%%

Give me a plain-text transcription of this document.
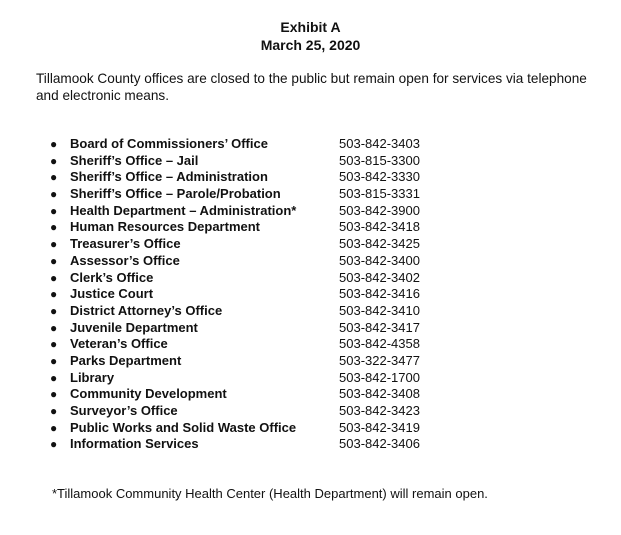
Exhibit A
March 25, 2020

Tillamook County offices are closed to the public but remain open for services via telephone and electronic means.

● Board of Commissioners’ Office	503-842-3403
● Sheriff’s Office – Jail	503-815-3300
● Sheriff’s Office – Administration	503-842-3330
● Sheriff’s Office – Parole/Probation	503-815-3331
● Health Department – Administration*	503-842-3900
● Human Resources Department	503-842-3418
● Treasurer’s Office	503-842-3425
● Assessor’s Office	503-842-3400
● Clerk’s Office	503-842-3402
● Justice Court	503-842-3416
● District Attorney’s Office	503-842-3410
● Juvenile Department	503-842-3417
● Veteran’s Office	503-842-4358
● Parks Department	503-322-3477
● Library	503-842-1700
● Community Development	503-842-3408
● Surveyor’s Office	503-842-3423
● Public Works and Solid Waste Office	503-842-3419
● Information Services	503-842-3406

*Tillamook Community Health Center (Health Department) will remain open.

%%

*DESCRIPTION OF THE TASK*: Print out the lines exactly, skipping any picture.

*ANSWER TO THIS TASK*:
Give me a plain-text transcription of this document.
Exhibit A
March 25, 2020

Tillamook County offices are closed to the public but remain open for services via telephone and electronic means.

● Board of Commissioners’ Office	503-842-3403
● Sheriff’s Office – Jail	503-815-3300
● Sheriff’s Office – Administration	503-842-3330
● Sheriff’s Office – Parole/Probation	503-815-3331
● Health Department – Administration*	503-842-3900
● Human Resources Department	503-842-3418
● Treasurer’s Office	503-842-3425
● Assessor’s Office	503-842-3400
● Clerk’s Office	503-842-3402
● Justice Court	503-842-3416
● District Attorney’s Office	503-842-3410
● Juvenile Department	503-842-3417
● Veteran’s Office	503-842-4358
● Parks Department	503-322-3477
● Library	503-842-1700
● Community Development	503-842-3408
● Surveyor’s Office	503-842-3423
● Public Works and Solid Waste Office	503-842-3419
● Information Services	503-842-3406

*Tillamook Community Health Center (Health Department) will remain open.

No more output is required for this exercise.